**Material provided:**
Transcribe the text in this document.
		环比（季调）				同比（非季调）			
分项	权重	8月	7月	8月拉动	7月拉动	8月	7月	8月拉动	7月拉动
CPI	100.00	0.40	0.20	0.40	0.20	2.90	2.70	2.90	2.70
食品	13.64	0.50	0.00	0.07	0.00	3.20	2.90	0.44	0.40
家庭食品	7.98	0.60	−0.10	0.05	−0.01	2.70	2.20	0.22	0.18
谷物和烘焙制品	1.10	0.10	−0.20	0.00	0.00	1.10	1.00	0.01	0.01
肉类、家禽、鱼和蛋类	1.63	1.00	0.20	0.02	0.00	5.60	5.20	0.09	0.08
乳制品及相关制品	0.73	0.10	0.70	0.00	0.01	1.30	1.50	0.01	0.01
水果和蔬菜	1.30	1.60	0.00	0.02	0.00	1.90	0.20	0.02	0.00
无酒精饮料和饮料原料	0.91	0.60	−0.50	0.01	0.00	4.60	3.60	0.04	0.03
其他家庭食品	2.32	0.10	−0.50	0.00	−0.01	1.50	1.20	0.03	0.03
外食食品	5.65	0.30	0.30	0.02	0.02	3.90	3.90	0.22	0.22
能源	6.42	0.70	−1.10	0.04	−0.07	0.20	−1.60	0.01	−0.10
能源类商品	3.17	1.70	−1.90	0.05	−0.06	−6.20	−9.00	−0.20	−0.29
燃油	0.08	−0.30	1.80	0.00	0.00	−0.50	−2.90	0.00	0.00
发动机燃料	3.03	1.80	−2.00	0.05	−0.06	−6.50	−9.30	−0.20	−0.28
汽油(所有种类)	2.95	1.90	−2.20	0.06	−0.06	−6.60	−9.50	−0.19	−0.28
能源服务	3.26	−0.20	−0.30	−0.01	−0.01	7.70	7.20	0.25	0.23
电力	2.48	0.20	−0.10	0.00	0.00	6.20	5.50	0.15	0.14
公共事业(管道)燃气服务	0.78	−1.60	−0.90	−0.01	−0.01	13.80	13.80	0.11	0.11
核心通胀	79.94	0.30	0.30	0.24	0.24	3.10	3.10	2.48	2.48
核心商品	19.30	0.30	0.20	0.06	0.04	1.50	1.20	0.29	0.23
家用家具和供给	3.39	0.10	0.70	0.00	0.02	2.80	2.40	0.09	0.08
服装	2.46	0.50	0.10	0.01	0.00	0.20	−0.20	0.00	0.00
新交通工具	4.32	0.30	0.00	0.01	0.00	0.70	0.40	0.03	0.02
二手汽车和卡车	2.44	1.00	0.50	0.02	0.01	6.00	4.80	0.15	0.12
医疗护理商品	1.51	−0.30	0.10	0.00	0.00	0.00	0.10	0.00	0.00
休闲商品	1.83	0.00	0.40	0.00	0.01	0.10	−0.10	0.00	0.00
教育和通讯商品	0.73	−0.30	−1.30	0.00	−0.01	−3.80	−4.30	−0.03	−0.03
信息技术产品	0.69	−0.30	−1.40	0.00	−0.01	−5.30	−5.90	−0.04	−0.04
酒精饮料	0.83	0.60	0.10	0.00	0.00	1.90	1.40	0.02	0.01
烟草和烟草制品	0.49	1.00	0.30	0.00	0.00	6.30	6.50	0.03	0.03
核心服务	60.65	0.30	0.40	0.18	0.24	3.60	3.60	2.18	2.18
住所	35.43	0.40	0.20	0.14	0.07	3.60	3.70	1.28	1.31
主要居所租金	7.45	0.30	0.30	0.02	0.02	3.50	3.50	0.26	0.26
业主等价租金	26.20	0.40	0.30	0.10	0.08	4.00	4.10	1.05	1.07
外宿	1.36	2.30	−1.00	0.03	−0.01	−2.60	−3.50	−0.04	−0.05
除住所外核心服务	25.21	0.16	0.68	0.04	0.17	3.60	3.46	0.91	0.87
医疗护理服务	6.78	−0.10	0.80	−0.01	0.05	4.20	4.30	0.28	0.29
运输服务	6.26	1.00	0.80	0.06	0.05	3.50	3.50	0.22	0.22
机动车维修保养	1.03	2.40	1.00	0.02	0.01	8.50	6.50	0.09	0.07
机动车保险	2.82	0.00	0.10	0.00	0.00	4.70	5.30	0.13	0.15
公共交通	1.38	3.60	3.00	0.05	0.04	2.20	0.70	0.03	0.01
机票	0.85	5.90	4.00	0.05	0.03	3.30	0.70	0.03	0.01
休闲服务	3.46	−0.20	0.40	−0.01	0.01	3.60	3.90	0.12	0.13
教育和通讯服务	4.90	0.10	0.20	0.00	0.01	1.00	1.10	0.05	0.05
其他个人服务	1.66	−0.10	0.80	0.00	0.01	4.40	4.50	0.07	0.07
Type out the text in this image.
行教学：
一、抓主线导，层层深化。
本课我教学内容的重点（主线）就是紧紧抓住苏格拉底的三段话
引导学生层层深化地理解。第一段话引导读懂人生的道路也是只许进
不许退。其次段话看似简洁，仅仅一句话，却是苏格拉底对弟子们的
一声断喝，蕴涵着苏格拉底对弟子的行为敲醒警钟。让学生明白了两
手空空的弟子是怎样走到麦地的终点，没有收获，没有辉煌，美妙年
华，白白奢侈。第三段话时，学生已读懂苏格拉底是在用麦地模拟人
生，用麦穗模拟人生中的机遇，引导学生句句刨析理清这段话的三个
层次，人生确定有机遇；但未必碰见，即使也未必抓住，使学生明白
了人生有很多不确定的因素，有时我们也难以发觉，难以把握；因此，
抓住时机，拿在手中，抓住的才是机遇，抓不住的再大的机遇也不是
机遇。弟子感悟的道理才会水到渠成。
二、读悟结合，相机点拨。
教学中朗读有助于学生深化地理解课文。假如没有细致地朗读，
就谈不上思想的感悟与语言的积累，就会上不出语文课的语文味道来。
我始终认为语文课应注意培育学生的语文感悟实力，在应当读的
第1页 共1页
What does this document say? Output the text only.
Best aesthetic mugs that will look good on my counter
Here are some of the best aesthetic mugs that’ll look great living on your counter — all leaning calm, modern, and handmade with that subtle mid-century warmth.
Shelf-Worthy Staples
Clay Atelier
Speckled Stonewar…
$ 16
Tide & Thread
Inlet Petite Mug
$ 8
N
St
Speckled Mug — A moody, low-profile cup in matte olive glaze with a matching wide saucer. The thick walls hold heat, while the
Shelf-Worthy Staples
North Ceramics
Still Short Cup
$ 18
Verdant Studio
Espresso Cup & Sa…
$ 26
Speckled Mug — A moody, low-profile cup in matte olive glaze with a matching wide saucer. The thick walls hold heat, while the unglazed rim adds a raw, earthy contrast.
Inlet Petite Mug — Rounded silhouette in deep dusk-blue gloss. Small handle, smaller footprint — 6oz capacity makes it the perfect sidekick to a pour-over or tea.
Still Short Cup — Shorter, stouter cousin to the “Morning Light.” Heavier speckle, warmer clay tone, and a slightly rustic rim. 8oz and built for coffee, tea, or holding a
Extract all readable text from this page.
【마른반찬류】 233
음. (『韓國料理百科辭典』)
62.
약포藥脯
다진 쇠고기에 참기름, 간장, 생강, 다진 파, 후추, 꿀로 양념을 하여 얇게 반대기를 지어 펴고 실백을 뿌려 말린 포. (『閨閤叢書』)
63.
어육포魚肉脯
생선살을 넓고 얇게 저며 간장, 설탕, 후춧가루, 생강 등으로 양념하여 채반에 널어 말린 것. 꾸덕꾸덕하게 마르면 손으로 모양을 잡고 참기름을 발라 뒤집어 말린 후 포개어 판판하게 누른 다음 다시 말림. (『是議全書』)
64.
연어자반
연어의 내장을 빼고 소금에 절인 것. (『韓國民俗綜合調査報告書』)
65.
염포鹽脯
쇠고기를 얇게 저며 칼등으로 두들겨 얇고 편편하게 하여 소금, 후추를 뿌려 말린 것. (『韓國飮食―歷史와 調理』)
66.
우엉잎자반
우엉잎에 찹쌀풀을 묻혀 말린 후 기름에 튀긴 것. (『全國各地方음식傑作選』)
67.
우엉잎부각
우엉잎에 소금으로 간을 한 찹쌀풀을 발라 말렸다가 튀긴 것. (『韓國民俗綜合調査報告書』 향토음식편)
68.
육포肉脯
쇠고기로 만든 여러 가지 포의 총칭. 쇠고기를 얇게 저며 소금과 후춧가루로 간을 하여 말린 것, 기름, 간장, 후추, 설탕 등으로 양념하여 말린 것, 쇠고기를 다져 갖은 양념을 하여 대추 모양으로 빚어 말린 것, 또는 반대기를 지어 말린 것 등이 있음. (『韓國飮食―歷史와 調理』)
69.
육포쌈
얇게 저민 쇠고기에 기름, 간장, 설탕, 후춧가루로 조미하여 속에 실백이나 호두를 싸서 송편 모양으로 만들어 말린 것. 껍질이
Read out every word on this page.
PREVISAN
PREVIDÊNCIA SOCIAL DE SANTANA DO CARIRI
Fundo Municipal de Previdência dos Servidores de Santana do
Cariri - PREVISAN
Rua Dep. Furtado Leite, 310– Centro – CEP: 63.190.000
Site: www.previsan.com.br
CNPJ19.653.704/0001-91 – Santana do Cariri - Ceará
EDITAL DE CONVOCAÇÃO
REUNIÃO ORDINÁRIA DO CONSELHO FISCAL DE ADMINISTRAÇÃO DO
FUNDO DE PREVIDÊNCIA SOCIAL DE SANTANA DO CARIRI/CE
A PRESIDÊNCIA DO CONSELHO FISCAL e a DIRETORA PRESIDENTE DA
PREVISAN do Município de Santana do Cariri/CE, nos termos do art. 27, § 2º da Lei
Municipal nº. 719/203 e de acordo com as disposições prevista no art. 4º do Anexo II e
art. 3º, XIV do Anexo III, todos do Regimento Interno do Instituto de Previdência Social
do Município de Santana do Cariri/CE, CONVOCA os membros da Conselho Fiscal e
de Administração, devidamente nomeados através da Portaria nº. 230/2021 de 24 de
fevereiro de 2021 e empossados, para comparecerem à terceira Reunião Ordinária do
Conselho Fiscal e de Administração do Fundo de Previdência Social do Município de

**Exercise objective:** Copy all lines in the listing above where the string "양념하여" appears.

**Output for this exercise:**
생선살을 넓고 얇게 저며 간장, 설탕, 후춧가루, 생강 등으로 양념하여 채반에 널어 말린 것. 꾸덕꾸덕하게 마르면 손으로 모양을 잡고 참기름을 발라 뒤집어 말린 후 포개어 판판하게 누른 다음 다시 말림. (『是議全書』)
쇠고기로 만든 여러 가지 포의 총칭. 쇠고기를 얇게 저며 소금과 후춧가루로 간을 하여 말린 것, 기름, 간장, 후추, 설탕 등으로 양념하여 말린 것, 쇠고기를 다져 갖은 양념을 하여 대추 모양으로 빚어 말린 것, 또는 반대기를 지어 말린 것 등이 있음. (『韓國飮食―歷史와 調理』)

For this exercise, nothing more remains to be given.